Dataset listings of figures:
▬▬▬▬▬▬▬▬▬▬

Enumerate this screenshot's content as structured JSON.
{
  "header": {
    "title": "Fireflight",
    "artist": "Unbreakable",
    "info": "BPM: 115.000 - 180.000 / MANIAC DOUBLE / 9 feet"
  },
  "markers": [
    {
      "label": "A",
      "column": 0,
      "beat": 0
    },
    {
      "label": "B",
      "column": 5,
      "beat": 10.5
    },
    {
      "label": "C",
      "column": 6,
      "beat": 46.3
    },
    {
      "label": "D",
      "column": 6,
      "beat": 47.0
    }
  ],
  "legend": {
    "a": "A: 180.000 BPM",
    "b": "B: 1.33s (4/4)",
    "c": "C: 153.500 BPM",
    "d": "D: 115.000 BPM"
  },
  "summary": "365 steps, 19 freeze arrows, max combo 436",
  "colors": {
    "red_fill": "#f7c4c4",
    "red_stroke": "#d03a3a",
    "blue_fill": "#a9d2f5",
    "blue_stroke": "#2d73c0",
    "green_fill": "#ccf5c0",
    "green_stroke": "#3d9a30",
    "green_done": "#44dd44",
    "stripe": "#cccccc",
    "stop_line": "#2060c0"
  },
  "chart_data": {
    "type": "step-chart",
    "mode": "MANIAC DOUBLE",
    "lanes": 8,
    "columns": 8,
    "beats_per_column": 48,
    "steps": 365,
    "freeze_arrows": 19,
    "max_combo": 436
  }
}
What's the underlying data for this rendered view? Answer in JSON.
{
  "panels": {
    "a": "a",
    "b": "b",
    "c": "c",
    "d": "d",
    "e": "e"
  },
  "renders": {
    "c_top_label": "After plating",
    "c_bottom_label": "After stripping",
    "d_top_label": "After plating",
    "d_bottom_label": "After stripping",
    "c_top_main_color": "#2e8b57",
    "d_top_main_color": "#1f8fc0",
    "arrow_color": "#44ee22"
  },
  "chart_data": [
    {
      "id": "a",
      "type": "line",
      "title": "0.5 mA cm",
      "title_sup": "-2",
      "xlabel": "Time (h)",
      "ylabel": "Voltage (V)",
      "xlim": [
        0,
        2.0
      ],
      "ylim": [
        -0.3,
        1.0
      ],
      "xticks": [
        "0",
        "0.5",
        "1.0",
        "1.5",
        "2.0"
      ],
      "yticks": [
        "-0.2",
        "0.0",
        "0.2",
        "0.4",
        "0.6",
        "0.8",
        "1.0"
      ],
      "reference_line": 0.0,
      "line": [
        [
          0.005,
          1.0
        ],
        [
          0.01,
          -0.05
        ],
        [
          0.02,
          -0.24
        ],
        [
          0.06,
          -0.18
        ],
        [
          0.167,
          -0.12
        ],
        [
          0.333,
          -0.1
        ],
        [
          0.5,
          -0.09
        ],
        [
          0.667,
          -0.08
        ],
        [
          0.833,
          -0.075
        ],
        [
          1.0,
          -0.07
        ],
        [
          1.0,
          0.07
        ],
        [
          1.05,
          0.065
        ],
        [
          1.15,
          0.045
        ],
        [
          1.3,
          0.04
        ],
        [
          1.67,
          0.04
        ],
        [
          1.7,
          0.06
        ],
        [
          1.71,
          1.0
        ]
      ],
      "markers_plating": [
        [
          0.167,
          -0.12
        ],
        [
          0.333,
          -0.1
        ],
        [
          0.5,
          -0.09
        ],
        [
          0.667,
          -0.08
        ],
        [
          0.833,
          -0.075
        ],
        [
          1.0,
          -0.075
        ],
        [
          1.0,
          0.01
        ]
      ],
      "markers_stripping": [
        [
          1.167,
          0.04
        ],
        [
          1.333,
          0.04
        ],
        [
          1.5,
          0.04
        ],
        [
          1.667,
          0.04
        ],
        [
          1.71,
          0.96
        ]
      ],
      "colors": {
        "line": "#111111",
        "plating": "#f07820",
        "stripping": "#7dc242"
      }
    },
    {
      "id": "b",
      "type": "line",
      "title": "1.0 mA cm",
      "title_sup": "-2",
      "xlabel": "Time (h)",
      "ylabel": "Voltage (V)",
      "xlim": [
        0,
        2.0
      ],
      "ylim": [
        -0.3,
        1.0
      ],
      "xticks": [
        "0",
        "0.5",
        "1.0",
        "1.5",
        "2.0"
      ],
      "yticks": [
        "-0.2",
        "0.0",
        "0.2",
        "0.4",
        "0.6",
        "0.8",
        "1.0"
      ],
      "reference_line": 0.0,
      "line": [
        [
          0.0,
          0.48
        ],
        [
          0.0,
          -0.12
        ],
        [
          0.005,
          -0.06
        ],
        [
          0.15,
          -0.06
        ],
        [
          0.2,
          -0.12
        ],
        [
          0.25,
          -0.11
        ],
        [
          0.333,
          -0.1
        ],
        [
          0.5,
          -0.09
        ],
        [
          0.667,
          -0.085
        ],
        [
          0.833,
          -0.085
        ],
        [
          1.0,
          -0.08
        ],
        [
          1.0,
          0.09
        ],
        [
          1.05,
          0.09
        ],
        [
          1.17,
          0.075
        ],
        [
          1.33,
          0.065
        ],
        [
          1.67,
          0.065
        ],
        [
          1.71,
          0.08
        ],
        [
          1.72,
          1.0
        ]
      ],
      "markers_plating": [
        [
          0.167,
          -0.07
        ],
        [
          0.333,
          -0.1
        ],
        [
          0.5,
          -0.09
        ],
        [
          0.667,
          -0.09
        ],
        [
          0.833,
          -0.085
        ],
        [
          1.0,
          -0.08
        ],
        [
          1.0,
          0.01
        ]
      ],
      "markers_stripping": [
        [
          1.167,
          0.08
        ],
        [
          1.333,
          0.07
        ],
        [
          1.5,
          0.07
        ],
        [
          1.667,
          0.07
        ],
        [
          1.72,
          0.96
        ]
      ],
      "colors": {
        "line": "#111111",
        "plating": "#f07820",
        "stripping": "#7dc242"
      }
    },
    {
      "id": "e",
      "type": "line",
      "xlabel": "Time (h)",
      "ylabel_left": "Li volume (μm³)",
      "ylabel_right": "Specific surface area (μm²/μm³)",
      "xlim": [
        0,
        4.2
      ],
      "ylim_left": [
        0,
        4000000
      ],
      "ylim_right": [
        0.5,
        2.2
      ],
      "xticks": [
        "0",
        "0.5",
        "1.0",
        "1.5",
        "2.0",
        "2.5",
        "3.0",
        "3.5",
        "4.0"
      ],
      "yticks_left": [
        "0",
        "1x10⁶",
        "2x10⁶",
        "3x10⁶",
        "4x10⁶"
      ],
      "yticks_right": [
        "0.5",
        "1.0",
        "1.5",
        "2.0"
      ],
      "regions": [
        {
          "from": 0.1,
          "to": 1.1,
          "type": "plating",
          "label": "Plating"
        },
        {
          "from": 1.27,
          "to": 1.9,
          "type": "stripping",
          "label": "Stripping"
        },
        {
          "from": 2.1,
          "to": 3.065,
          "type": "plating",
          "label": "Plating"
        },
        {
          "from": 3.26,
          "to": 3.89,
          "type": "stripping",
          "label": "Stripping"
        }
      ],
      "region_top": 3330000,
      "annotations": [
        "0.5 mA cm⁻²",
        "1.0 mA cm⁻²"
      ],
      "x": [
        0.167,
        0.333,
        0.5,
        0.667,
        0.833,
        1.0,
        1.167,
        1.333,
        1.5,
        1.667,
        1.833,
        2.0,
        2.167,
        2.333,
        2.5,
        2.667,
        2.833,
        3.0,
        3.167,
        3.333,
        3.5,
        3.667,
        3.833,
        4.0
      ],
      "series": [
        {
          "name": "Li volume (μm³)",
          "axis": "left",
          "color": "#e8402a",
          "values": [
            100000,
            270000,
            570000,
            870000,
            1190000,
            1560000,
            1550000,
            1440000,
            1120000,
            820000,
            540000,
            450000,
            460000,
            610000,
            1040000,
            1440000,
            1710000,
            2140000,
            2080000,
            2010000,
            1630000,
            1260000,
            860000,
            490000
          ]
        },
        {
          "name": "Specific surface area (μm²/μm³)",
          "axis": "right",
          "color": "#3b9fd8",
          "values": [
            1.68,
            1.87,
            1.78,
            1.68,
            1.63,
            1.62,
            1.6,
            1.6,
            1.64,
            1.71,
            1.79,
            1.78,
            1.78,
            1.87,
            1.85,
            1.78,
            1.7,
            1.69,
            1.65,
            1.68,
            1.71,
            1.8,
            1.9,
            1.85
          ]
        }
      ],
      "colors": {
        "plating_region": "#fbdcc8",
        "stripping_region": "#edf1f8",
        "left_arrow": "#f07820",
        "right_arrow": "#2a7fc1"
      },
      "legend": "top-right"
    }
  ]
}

▬▬▬▬▬▬▬▬▬▬

● What you need to do: Find the word "JSON" in the material, then list each line that holds it.

● Task response:
Enumerate this screenshot's content as structured JSON.
What's the underlying data for this rendered view? Answer in JSON.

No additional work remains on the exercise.